**WHAT IS NEEDED:** Skip the images and return the records below exactly.

Dataset entries:
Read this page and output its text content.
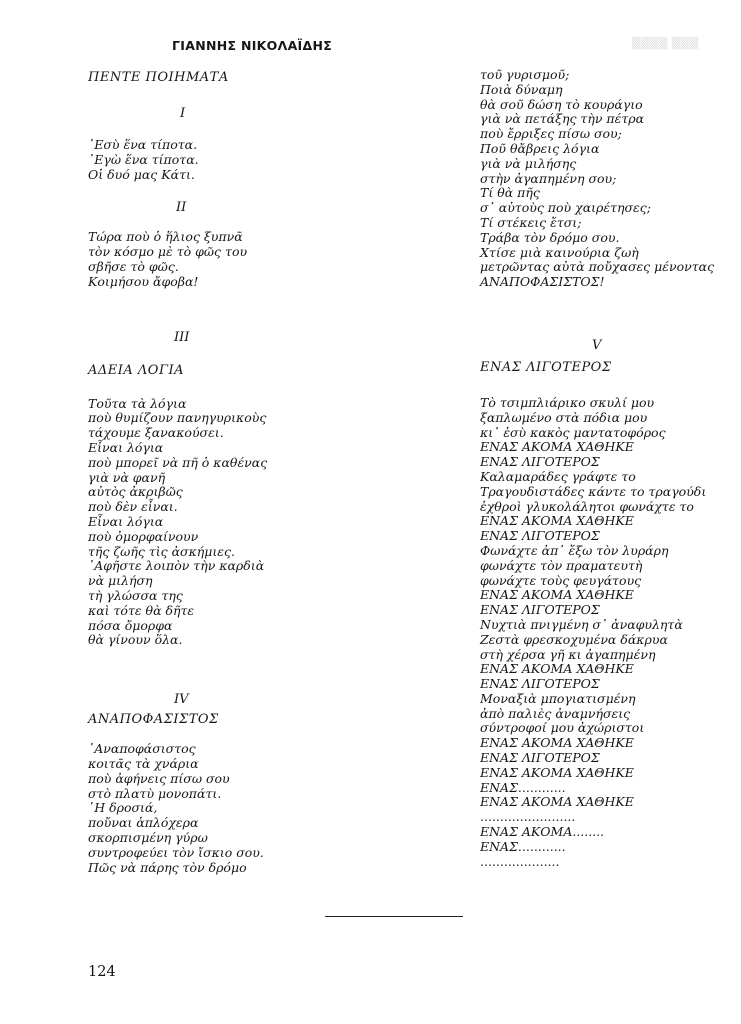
ΓΙΑΝΝΗΣ ΝΙΚΟΛΑΪΔΗΣ	▒▒▒▒ ▒▒▒
ΠΕΝΤΕ ΠΟΙΗΜΑΤΑ
I
᾿Εσὺ ἕνα τίποτα.
᾿Εγὼ ἕνα τίποτα.
Οἱ δυό μας Κάτι.
II
Τώρα ποὺ ὁ ἥλιος ξυπνᾶ
τὸν κόσμο μὲ τὸ φῶς του
σβῆσε τὸ φῶς.
Κοιμήσου ἄφοβα!
III
ΑΔΕΙΑ ΛΟΓΙΑ
Τοῦτα τὰ λόγια
ποὺ θυμίζουν πανηγυρικοὺς
τάχουμε ξανακούσει.
Εἶναι λόγια
ποὺ μπορεῖ νὰ πῆ ὁ καθένας
γιὰ νὰ φανῆ
αὐτὸς ἀκριβῶς
ποὺ δὲν εἶναι.
Εἶναι λόγια
ποὺ ὀμορφαίνουν
τῆς ζωῆς τὶς ἀσκήμιες.
᾿Αφῆστε λοιπὸν τὴν καρδιὰ
νὰ μιλήση
τὴ γλώσσα της
καὶ τότε θὰ δῆτε
πόσα ὄμορφα
θὰ γίνουν ὅλα.
IV
ΑΝΑΠΟΦΑΣΙΣΤΟΣ
᾿Αναποφάσιστος
κοιτᾶς τὰ χνάρια
ποὺ ἀφήνεις πίσω σου
στὸ πλατὺ μονοπάτι.
῾Η δροσιά,
ποὔναι ἁπλόχερα
σκορπισμένη γύρω
συντροφεύει τὸν ἴσκιο σου.
Πῶς νὰ πάρης τὸν δρόμο
τοῦ γυρισμοῦ;
Ποιὰ δύναμη
θὰ σοῦ δώση τὸ κουράγιο
γιὰ νὰ πετάξης τὴν πέτρα
ποὺ ἔρριξες πίσω σου;
Ποῦ θἄβρεις λόγια
γιὰ νὰ μιλήσης
στὴν ἀγαπημένη σου;
Τί θὰ πῆς
σ᾿ αὐτοὺς ποὺ χαιρέτησες;
Τί στέκεις ἔτσι;
Τράβα τὸν δρόμο σου.
Χτίσε μιὰ καινούρια ζωὴ
μετρῶντας αὐτὰ ποὔχασες μένοντας
ΑΝΑΠΟΦΑΣΙΣΤΟΣ!
V
ΕΝΑΣ ΛΙΓΟΤΕΡΟΣ
Τὸ τσιμπλιάρικο σκυλί μου
ξαπλωμένο στὰ πόδια μου
κι᾿ ἐσὺ κακὸς μαντατοφόρος
ΕΝΑΣ ΑΚΟΜΑ ΧΑΘΗΚΕ
ΕΝΑΣ ΛΙΓΟΤΕΡΟΣ
Καλαμαράδες γράφτε το
Τραγουδιστάδες κάντε το τραγούδι
ἐχθροὶ γλυκολάλητοι φωνάχτε το
ΕΝΑΣ ΑΚΟΜΑ ΧΑΘΗΚΕ
ΕΝΑΣ ΛΙΓΟΤΕΡΟΣ
Φωνάχτε ἀπ᾿ ἔξω τὸν λυράρη
φωνάχτε τὸν πραματευτὴ
φωνάχτε τοὺς φευγάτους
ΕΝΑΣ ΑΚΟΜΑ ΧΑΘΗΚΕ
ΕΝΑΣ ΛΙΓΟΤΕΡΟΣ
Νυχτιὰ πνιγμένη σ᾿ ἀναφυλητὰ
Ζεστὰ φρεσκοχυμένα δάκρυα
στὴ χέρσα γῆ κι ἀγαπημένη
ΕΝΑΣ ΑΚΟΜΑ ΧΑΘΗΚΕ
ΕΝΑΣ ΛΙΓΟΤΕΡΟΣ
Μοναξιὰ μπογιατισμένη
ἀπὸ παλιὲς ἀναμνήσεις
σύντροφοί μου ἀχώριστοι
ΕΝΑΣ ΑΚΟΜΑ ΧΑΘΗΚΕ
ΕΝΑΣ ΛΙΓΟΤΕΡΟΣ
ΕΝΑΣ ΑΚΟΜΑ ΧΑΘΗΚΕ
ΕΝΑΣ............
ΕΝΑΣ ΑΚΟΜΑ ΧΑΘΗΚΕ
........................
ΕΝΑΣ ΑΚΟΜΑ........
ΕΝΑΣ............
....................
124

**COMPLETED EXERCISE:**
Read this page and output its text content.
ΓΙΑΝΝΗΣ ΝΙΚΟΛΑΪΔΗΣ	▒▒▒▒ ▒▒▒
ΠΕΝΤΕ ΠΟΙΗΜΑΤΑ
I
᾿Εσὺ ἕνα τίποτα.
᾿Εγὼ ἕνα τίποτα.
Οἱ δυό μας Κάτι.
II
Τώρα ποὺ ὁ ἥλιος ξυπνᾶ
τὸν κόσμο μὲ τὸ φῶς του
σβῆσε τὸ φῶς.
Κοιμήσου ἄφοβα!
III
ΑΔΕΙΑ ΛΟΓΙΑ
Τοῦτα τὰ λόγια
ποὺ θυμίζουν πανηγυρικοὺς
τάχουμε ξανακούσει.
Εἶναι λόγια
ποὺ μπορεῖ νὰ πῆ ὁ καθένας
γιὰ νὰ φανῆ
αὐτὸς ἀκριβῶς
ποὺ δὲν εἶναι.
Εἶναι λόγια
ποὺ ὀμορφαίνουν
τῆς ζωῆς τὶς ἀσκήμιες.
᾿Αφῆστε λοιπὸν τὴν καρδιὰ
νὰ μιλήση
τὴ γλώσσα της
καὶ τότε θὰ δῆτε
πόσα ὄμορφα
θὰ γίνουν ὅλα.
IV
ΑΝΑΠΟΦΑΣΙΣΤΟΣ
᾿Αναποφάσιστος
κοιτᾶς τὰ χνάρια
ποὺ ἀφήνεις πίσω σου
στὸ πλατὺ μονοπάτι.
῾Η δροσιά,
ποὔναι ἁπλόχερα
σκορπισμένη γύρω
συντροφεύει τὸν ἴσκιο σου.
Πῶς νὰ πάρης τὸν δρόμο
τοῦ γυρισμοῦ;
Ποιὰ δύναμη
θὰ σοῦ δώση τὸ κουράγιο
γιὰ νὰ πετάξης τὴν πέτρα
ποὺ ἔρριξες πίσω σου;
Ποῦ θἄβρεις λόγια
γιὰ νὰ μιλήσης
στὴν ἀγαπημένη σου;
Τί θὰ πῆς
σ᾿ αὐτοὺς ποὺ χαιρέτησες;
Τί στέκεις ἔτσι;
Τράβα τὸν δρόμο σου.
Χτίσε μιὰ καινούρια ζωὴ
μετρῶντας αὐτὰ ποὔχασες μένοντας
ΑΝΑΠΟΦΑΣΙΣΤΟΣ!
V
ΕΝΑΣ ΛΙΓΟΤΕΡΟΣ
Τὸ τσιμπλιάρικο σκυλί μου
ξαπλωμένο στὰ πόδια μου
κι᾿ ἐσὺ κακὸς μαντατοφόρος
ΕΝΑΣ ΑΚΟΜΑ ΧΑΘΗΚΕ
ΕΝΑΣ ΛΙΓΟΤΕΡΟΣ
Καλαμαράδες γράφτε το
Τραγουδιστάδες κάντε το τραγούδι
ἐχθροὶ γλυκολάλητοι φωνάχτε το
ΕΝΑΣ ΑΚΟΜΑ ΧΑΘΗΚΕ
ΕΝΑΣ ΛΙΓΟΤΕΡΟΣ
Φωνάχτε ἀπ᾿ ἔξω τὸν λυράρη
φωνάχτε τὸν πραματευτὴ
φωνάχτε τοὺς φευγάτους
ΕΝΑΣ ΑΚΟΜΑ ΧΑΘΗΚΕ
ΕΝΑΣ ΛΙΓΟΤΕΡΟΣ
Νυχτιὰ πνιγμένη σ᾿ ἀναφυλητὰ
Ζεστὰ φρεσκοχυμένα δάκρυα
στὴ χέρσα γῆ κι ἀγαπημένη
ΕΝΑΣ ΑΚΟΜΑ ΧΑΘΗΚΕ
ΕΝΑΣ ΛΙΓΟΤΕΡΟΣ
Μοναξιὰ μπογιατισμένη
ἀπὸ παλιὲς ἀναμνήσεις
σύντροφοί μου ἀχώριστοι
ΕΝΑΣ ΑΚΟΜΑ ΧΑΘΗΚΕ
ΕΝΑΣ ΛΙΓΟΤΕΡΟΣ
ΕΝΑΣ ΑΚΟΜΑ ΧΑΘΗΚΕ
ΕΝΑΣ............
ΕΝΑΣ ΑΚΟΜΑ ΧΑΘΗΚΕ
........................
ΕΝΑΣ ΑΚΟΜΑ........
ΕΝΑΣ............
....................
124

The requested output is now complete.